# AIM OF THE EXERCISE
Could you copy every line from the material below in which "reductase" appears?

++++

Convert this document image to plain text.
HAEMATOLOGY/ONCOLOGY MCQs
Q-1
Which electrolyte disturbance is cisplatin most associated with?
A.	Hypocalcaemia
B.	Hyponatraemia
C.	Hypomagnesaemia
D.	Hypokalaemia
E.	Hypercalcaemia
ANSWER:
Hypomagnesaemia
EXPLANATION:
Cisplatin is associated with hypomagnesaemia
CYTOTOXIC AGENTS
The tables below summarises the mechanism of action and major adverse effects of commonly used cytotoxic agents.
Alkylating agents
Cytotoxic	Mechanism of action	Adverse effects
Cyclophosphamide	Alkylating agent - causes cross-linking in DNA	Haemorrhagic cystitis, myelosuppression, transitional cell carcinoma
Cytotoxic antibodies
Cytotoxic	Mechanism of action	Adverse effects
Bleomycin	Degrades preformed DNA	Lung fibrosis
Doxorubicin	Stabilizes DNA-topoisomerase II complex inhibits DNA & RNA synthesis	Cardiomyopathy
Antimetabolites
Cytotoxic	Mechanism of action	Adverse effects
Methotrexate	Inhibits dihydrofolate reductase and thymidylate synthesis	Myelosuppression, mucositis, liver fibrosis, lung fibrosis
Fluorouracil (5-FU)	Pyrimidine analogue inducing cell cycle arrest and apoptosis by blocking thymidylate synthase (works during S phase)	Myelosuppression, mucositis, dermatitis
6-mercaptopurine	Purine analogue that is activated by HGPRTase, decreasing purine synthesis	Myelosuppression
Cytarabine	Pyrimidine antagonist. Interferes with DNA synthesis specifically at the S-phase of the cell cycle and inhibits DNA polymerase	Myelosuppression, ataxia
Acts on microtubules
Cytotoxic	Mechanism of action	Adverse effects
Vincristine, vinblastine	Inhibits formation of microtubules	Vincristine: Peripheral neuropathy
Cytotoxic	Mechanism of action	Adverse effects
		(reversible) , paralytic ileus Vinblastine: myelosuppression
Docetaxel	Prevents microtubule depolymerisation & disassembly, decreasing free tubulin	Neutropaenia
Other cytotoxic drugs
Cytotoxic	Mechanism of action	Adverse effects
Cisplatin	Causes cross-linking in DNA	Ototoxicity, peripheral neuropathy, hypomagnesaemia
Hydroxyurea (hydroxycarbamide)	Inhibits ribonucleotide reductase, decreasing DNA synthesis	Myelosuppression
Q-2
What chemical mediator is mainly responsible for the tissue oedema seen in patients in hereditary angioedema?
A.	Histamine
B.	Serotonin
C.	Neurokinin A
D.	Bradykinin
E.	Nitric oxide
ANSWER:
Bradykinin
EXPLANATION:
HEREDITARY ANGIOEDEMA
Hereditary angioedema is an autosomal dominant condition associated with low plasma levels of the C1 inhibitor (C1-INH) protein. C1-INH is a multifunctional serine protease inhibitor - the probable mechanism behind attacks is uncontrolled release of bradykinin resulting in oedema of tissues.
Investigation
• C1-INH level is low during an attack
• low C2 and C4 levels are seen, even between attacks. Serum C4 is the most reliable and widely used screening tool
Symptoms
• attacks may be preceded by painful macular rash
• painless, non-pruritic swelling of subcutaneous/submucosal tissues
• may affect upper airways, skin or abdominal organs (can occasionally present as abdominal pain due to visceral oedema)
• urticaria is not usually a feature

++++

# THE COMPLETED TASK
Methotrexate	Inhibits dihydrofolate reductase and thymidylate synthesis	Myelosuppression, mucositis, liver fibrosis, lung fibrosis
Hydroxyurea (hydroxycarbamide)	Inhibits ribonucleotide reductase, decreasing DNA synthesis	Myelosuppression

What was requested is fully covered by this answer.